* REQUEST: Return the listing below verbatim, beginning at its first line and stopping after the line that contains "- y-axis-label: Probability: [31, 649, 93, 928]", with that line included.

* SUPPLIED MATERIAL:
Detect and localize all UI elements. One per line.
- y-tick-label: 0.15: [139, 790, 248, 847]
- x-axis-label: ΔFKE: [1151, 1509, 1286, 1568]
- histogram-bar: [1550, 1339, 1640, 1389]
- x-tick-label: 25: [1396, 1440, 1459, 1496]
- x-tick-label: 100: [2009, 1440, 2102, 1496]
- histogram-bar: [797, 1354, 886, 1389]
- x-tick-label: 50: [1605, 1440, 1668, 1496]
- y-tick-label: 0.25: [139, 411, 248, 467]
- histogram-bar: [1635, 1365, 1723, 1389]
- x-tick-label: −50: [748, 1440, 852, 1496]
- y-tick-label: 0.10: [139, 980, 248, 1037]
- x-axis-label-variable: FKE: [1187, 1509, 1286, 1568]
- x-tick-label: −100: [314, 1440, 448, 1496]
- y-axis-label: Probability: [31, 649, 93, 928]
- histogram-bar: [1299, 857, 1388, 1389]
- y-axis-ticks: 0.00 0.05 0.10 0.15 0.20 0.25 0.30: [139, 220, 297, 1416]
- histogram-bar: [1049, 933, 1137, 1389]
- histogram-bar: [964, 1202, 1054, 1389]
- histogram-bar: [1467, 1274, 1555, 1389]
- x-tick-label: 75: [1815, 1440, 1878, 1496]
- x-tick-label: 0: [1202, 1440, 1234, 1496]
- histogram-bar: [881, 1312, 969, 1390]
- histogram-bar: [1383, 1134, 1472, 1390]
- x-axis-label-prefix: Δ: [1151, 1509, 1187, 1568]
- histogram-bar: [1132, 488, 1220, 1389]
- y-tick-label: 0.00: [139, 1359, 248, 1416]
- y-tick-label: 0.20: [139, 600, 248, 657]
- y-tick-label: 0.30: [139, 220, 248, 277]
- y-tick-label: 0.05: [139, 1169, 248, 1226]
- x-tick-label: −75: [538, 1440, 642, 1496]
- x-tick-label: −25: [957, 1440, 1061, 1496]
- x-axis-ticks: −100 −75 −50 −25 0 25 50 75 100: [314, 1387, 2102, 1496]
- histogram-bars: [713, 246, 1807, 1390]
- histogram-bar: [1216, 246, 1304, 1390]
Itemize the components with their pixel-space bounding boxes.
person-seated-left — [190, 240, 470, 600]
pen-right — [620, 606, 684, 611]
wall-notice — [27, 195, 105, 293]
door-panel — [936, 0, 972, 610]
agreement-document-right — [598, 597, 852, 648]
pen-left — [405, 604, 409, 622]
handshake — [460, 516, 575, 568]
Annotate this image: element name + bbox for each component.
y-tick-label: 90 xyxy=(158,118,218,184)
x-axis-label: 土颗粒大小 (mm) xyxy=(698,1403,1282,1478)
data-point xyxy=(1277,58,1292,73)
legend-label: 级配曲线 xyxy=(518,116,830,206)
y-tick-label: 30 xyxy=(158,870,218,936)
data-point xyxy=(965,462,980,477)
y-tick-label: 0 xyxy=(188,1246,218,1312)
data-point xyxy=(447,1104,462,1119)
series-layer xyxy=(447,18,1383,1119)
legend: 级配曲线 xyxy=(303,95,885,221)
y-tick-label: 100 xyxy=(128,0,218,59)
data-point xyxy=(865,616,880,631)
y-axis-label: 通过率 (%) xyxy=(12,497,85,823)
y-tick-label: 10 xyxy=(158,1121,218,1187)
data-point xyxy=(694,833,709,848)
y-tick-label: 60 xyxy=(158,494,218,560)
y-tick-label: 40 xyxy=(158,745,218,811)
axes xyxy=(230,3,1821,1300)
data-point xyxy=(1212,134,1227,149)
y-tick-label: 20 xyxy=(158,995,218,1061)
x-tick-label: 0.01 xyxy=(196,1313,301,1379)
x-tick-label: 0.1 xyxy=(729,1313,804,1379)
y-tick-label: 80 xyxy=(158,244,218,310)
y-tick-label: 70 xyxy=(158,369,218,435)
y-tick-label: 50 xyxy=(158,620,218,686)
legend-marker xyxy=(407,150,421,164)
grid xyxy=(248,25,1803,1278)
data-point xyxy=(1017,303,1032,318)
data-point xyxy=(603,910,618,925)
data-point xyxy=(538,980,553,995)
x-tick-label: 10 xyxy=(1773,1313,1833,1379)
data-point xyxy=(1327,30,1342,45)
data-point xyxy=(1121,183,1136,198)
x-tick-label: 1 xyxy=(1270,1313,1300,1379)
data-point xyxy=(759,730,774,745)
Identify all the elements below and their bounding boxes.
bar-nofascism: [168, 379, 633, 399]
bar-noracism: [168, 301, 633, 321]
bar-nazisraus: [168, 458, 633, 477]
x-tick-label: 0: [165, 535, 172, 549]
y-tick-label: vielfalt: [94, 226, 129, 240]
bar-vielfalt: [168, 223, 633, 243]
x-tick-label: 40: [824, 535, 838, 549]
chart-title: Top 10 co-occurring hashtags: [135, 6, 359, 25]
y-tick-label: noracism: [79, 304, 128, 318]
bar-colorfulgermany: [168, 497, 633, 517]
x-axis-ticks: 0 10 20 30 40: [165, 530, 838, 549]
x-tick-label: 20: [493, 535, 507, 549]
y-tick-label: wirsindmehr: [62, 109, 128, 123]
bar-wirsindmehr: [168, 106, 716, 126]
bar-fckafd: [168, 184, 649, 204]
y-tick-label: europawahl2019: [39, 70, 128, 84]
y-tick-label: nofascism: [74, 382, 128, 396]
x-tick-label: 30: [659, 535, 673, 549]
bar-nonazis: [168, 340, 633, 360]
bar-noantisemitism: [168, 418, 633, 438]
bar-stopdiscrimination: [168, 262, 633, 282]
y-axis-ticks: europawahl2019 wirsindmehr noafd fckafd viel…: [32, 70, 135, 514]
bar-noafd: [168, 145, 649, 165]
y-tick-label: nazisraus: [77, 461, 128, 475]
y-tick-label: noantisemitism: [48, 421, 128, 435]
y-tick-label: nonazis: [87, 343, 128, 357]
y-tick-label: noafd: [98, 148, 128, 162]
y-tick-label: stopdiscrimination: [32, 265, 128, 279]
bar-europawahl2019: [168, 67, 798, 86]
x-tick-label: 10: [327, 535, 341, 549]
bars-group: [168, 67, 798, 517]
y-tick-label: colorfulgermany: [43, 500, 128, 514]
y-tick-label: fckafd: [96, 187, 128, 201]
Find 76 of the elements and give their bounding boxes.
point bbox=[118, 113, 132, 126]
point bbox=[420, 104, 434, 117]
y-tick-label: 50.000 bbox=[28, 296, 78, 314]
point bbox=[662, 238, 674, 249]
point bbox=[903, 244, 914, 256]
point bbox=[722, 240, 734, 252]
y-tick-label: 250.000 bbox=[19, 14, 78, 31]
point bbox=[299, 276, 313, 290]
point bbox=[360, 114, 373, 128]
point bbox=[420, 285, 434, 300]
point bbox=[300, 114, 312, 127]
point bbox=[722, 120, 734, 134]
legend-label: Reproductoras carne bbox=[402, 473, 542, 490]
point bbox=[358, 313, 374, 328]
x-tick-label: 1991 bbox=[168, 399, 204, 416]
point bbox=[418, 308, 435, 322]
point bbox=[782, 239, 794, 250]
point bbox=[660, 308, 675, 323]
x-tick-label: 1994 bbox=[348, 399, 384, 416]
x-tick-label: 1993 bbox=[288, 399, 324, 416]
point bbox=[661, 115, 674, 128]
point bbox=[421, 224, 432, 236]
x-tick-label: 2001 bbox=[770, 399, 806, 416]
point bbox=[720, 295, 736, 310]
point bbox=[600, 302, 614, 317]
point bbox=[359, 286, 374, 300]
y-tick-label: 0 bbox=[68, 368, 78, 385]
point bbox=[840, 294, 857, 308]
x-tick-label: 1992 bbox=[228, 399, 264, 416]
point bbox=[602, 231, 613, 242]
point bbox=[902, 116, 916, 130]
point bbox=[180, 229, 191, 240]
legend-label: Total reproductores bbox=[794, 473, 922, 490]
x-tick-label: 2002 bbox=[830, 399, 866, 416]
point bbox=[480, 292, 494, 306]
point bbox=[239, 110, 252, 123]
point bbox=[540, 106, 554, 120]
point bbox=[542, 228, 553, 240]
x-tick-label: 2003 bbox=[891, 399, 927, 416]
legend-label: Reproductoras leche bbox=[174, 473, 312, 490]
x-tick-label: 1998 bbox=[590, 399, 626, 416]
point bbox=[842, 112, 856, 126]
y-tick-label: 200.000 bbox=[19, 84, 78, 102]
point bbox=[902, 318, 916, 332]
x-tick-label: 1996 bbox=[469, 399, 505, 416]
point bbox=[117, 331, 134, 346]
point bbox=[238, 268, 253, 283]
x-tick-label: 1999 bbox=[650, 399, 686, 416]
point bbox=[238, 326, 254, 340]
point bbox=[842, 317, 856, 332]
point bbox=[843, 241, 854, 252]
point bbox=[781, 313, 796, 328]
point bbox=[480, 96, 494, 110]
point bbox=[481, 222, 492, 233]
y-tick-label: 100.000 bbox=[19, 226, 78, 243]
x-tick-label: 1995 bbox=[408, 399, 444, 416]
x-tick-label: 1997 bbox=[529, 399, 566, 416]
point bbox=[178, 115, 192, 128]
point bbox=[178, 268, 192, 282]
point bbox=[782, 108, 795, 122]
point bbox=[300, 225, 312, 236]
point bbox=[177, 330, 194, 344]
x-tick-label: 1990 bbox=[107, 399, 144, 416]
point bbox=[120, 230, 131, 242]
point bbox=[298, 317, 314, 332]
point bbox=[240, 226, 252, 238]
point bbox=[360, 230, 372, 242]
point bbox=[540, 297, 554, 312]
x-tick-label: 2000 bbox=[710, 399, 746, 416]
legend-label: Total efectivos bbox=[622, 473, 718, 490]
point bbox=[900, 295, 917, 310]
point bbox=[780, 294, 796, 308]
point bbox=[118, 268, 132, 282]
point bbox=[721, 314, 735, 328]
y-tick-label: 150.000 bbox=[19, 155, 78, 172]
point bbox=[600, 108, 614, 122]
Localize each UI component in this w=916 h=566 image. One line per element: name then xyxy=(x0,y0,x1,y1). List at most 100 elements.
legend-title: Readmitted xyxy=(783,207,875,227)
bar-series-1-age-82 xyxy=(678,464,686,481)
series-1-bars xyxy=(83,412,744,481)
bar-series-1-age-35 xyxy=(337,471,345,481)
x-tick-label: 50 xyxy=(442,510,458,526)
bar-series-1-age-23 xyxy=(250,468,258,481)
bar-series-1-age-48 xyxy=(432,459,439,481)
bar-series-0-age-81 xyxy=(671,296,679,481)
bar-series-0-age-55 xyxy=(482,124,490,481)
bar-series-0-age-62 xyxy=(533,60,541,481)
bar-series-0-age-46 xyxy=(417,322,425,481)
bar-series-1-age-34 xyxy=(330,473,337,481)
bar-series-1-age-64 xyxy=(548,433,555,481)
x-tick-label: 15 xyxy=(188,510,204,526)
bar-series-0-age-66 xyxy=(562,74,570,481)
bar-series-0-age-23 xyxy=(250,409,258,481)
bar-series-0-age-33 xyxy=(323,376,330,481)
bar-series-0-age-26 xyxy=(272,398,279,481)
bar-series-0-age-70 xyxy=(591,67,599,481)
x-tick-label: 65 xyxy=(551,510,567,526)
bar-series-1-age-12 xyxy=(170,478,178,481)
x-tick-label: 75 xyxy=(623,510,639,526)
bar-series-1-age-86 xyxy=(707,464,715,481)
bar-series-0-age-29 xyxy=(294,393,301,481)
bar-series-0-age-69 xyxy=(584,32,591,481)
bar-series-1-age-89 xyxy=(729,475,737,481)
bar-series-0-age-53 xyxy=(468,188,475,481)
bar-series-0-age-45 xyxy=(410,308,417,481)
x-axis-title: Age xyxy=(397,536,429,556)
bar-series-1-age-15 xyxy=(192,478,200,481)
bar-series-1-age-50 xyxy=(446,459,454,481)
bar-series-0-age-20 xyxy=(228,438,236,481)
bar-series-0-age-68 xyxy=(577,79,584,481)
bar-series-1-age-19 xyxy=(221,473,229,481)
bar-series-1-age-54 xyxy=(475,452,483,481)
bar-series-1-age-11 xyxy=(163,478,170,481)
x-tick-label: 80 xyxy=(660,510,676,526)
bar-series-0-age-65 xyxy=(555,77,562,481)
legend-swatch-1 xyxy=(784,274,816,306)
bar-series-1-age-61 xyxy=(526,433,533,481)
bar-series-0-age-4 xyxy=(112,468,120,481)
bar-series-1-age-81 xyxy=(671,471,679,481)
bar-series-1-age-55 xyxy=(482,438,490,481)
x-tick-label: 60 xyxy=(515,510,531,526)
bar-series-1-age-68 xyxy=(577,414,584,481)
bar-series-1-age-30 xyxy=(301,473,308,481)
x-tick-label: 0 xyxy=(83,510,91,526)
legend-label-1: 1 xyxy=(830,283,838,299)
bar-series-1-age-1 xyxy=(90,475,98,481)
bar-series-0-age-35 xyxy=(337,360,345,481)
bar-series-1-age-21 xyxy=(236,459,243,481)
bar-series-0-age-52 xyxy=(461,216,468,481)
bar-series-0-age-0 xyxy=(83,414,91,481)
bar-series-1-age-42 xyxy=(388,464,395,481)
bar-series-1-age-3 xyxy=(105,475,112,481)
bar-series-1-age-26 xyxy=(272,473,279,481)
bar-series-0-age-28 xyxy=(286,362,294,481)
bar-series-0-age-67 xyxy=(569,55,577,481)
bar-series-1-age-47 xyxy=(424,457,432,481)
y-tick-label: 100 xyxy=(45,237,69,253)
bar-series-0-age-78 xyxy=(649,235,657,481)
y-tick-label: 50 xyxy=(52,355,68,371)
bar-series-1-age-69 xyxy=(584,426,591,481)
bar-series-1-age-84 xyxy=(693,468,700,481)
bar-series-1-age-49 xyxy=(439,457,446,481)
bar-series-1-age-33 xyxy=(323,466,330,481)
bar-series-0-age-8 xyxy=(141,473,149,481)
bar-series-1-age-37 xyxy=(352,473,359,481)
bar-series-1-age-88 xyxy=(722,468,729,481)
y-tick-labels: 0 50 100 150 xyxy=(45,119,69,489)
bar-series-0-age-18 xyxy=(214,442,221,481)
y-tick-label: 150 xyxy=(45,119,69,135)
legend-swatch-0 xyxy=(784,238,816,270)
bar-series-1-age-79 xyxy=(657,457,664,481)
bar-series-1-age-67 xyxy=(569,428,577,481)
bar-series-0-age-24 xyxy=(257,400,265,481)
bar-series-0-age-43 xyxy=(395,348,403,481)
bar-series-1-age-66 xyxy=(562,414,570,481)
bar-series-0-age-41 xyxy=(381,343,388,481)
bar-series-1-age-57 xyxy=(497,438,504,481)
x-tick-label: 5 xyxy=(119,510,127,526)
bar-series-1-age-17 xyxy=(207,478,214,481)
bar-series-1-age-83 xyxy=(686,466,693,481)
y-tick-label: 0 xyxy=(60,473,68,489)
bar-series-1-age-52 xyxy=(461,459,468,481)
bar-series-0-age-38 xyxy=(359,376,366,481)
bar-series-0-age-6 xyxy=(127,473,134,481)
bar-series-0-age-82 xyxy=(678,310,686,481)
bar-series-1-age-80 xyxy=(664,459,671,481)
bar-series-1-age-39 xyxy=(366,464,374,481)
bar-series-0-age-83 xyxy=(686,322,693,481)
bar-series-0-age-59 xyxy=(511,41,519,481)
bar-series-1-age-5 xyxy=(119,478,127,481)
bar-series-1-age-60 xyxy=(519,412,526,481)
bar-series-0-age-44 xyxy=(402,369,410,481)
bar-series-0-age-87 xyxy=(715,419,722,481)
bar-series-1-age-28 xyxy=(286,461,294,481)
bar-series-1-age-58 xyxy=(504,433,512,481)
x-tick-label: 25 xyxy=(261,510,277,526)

* FINAL RESULT:
Detect and localize all UI elements. One per line.
- y-tick-label: 0.15: [139, 790, 248, 847]
- x-axis-label: ΔFKE: [1151, 1509, 1286, 1568]
- histogram-bar: [1550, 1339, 1640, 1389]
- x-tick-label: 25: [1396, 1440, 1459, 1496]
- x-tick-label: 100: [2009, 1440, 2102, 1496]
- histogram-bar: [797, 1354, 886, 1389]
- x-tick-label: 50: [1605, 1440, 1668, 1496]
- y-tick-label: 0.25: [139, 411, 248, 467]
- histogram-bar: [1635, 1365, 1723, 1389]
- x-tick-label: −50: [748, 1440, 852, 1496]
- y-tick-label: 0.10: [139, 980, 248, 1037]
- x-axis-label-variable: FKE: [1187, 1509, 1286, 1568]
- x-tick-label: −100: [314, 1440, 448, 1496]
- y-axis-label: Probability: [31, 649, 93, 928]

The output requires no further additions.